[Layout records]
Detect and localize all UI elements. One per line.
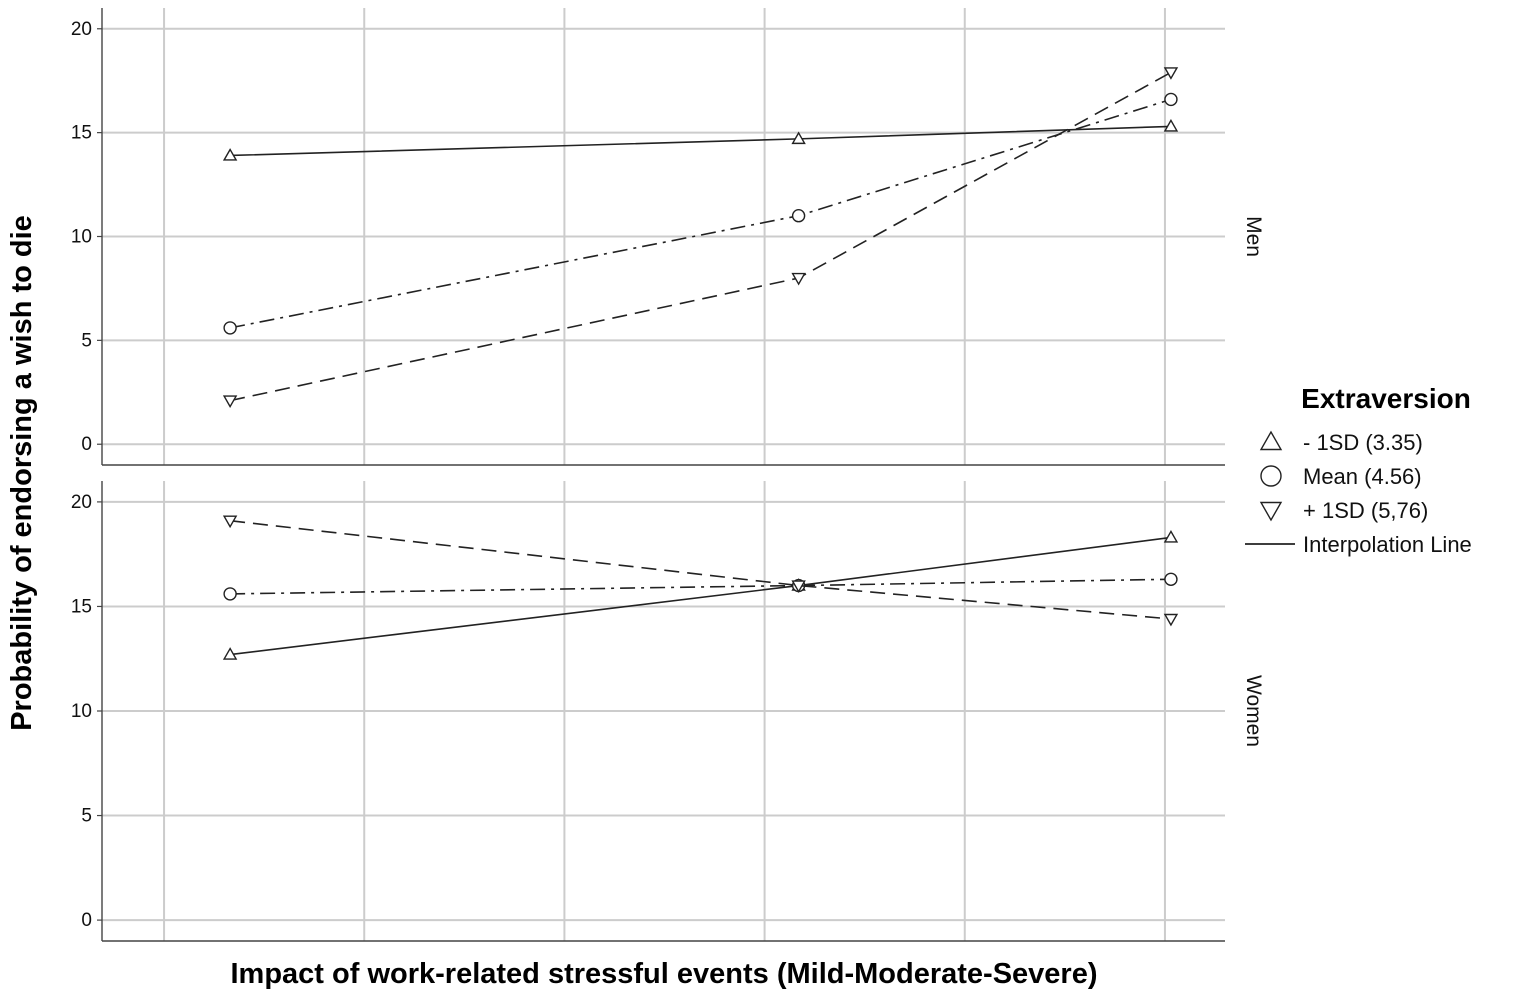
y-tick-label: 15 (71, 596, 92, 617)
y-tick-label: 5 (81, 806, 92, 827)
data-point-minus (1163, 118, 1179, 132)
data-point-mean (1164, 572, 1178, 586)
legend-marker-mean (1260, 465, 1282, 487)
data-point-mean (1164, 92, 1178, 107)
data-point-mean (791, 209, 806, 223)
data-point-minus (222, 647, 238, 660)
legend-title: Extraversion (1301, 383, 1471, 414)
legend-marker-plus (1259, 501, 1283, 522)
legend-label-plus: + 1SD (5,76) (1303, 498, 1428, 523)
y-tick-label: 10 (71, 227, 92, 248)
chart-panels: 0 5 10 15 20 Men 0 5 10 15 20 Women (71, 8, 1265, 942)
series-line-mean-women (230, 578, 1171, 595)
legend-label-mean: Mean (4.56) (1303, 464, 1422, 489)
y-tick-label: 10 (71, 701, 92, 722)
facet-label-women: Women (1242, 675, 1265, 747)
y-tick-label: 0 (81, 910, 92, 931)
panel-women: 0 5 10 15 20 Women (71, 481, 1265, 942)
data-point-mean (223, 587, 237, 601)
y-tick-label: 20 (71, 492, 92, 513)
y-tick-label: 20 (71, 19, 92, 40)
series-line-plus-women (230, 519, 1172, 620)
panel-men: 0 5 10 15 20 Men (71, 8, 1265, 466)
legend-marker-minus (1259, 430, 1283, 451)
facet-label-men: Men (1242, 216, 1265, 257)
x-axis-title: Impact of work-related stressful events … (230, 958, 1097, 990)
data-point-plus (1163, 613, 1179, 627)
data-point-mean (223, 321, 237, 335)
data-point-plus (1163, 67, 1179, 80)
data-point-plus (791, 580, 806, 593)
y-tick-label: 5 (81, 330, 92, 351)
legend: Extraversion - 1SD (3.35) Mean (4.56) + 1S… (1245, 383, 1472, 557)
data-point-plus (222, 515, 238, 529)
data-point-plus (791, 272, 806, 286)
legend-label-minus: - 1SD (3.35) (1303, 430, 1423, 455)
data-point-minus (791, 131, 806, 145)
y-tick-label: 15 (71, 123, 92, 144)
data-point-minus (222, 148, 238, 161)
data-point-plus (222, 395, 238, 409)
data-point-minus (1163, 530, 1179, 543)
legend-label-interp: Interpolation Line (1303, 532, 1472, 557)
y-axis-title: Probability of endorsing a wish to die (6, 215, 38, 731)
y-tick-label: 0 (81, 434, 92, 455)
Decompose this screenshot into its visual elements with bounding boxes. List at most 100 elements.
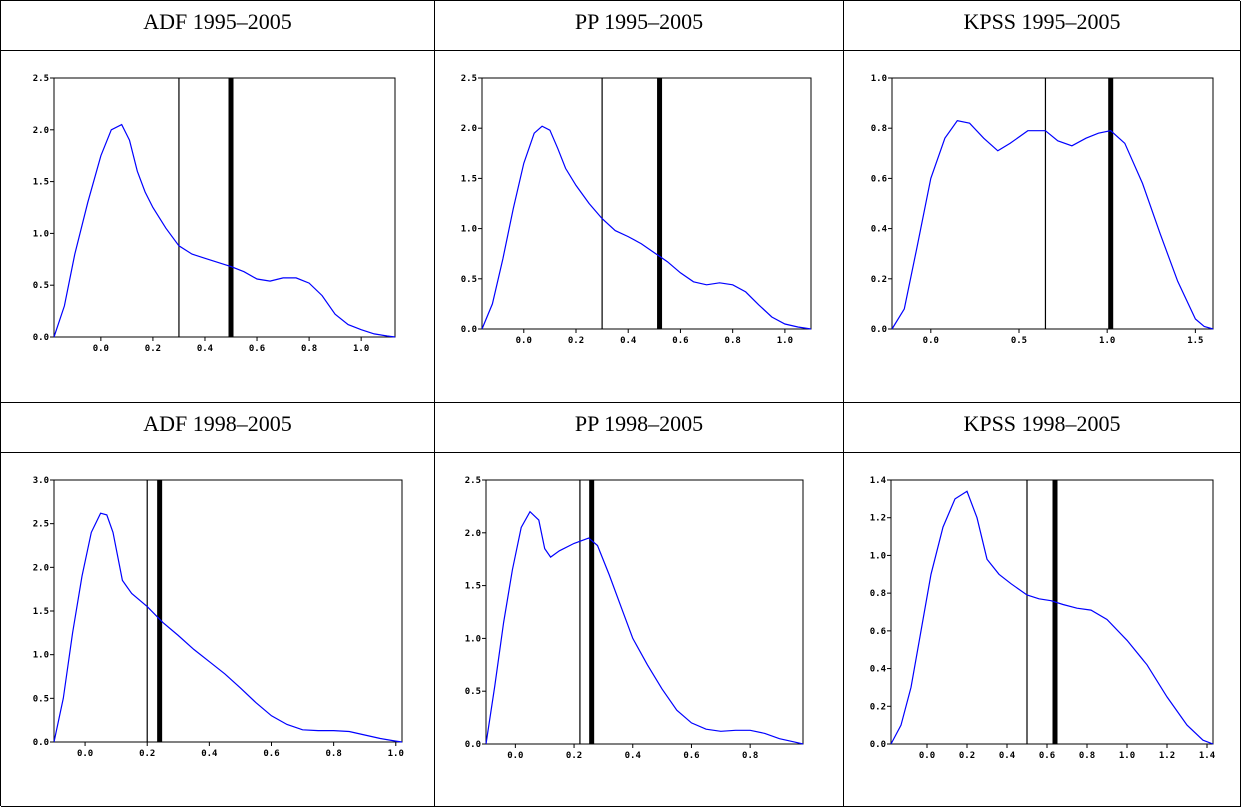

GOAL OF THE EXERCISE: Edit the rows above so that "elements" becomes "components" wherever it occurs, with every other part left unchanged. Leave the pictures out of your answer.

EXERCISE RESPONSE:
Detect and localize all UI components. One per line.
y-tick-label: 15 (71, 596, 92, 617)
y-tick-label: 5 (81, 806, 92, 827)
data-point-minus (1163, 118, 1179, 132)
data-point-mean (1164, 572, 1178, 586)
legend-marker-mean (1260, 465, 1282, 487)
data-point-mean (1164, 92, 1178, 107)
data-point-mean (791, 209, 806, 223)
data-point-minus (222, 647, 238, 660)
legend-title: Extraversion (1301, 383, 1471, 414)
legend-marker-plus (1259, 501, 1283, 522)
legend-label-plus: + 1SD (5,76) (1303, 498, 1428, 523)
y-tick-label: 10 (71, 227, 92, 248)
chart-panels: 0 5 10 15 20 Men 0 5 10 15 20 Women (71, 8, 1265, 942)
series-line-mean-women (230, 578, 1171, 595)
legend-label-mean: Mean (4.56) (1303, 464, 1422, 489)
y-tick-label: 10 (71, 701, 92, 722)
facet-label-women: Women (1242, 675, 1265, 747)
y-tick-label: 0 (81, 910, 92, 931)
panel-women: 0 5 10 15 20 Women (71, 481, 1265, 942)
data-point-mean (223, 587, 237, 601)
y-tick-label: 20 (71, 492, 92, 513)
y-tick-label: 20 (71, 19, 92, 40)
series-line-plus-women (230, 519, 1172, 620)
panel-men: 0 5 10 15 20 Men (71, 8, 1265, 466)
legend-marker-minus (1259, 430, 1283, 451)
facet-label-men: Men (1242, 216, 1265, 257)
x-axis-title: Impact of work-related stressful events … (230, 958, 1097, 990)
data-point-plus (1163, 613, 1179, 627)
data-point-mean (223, 321, 237, 335)
data-point-plus (1163, 67, 1179, 80)
data-point-plus (791, 580, 806, 593)
y-tick-label: 5 (81, 330, 92, 351)
legend: Extraversion - 1SD (3.35) Mean (4.56) + 1S… (1245, 383, 1472, 557)
data-point-plus (222, 515, 238, 529)
data-point-plus (791, 272, 806, 286)
legend-label-minus: - 1SD (3.35) (1303, 430, 1423, 455)
data-point-minus (791, 131, 806, 145)
y-tick-label: 15 (71, 123, 92, 144)
data-point-minus (222, 148, 238, 161)
data-point-plus (222, 395, 238, 409)
data-point-minus (1163, 530, 1179, 543)
legend-label-interp: Interpolation Line (1303, 532, 1472, 557)
y-axis-title: Probability of endorsing a wish to die (6, 215, 38, 731)
y-tick-label: 0 (81, 434, 92, 455)
Decompose this screenshot into its visual components with bounding boxes. List at most 100 components.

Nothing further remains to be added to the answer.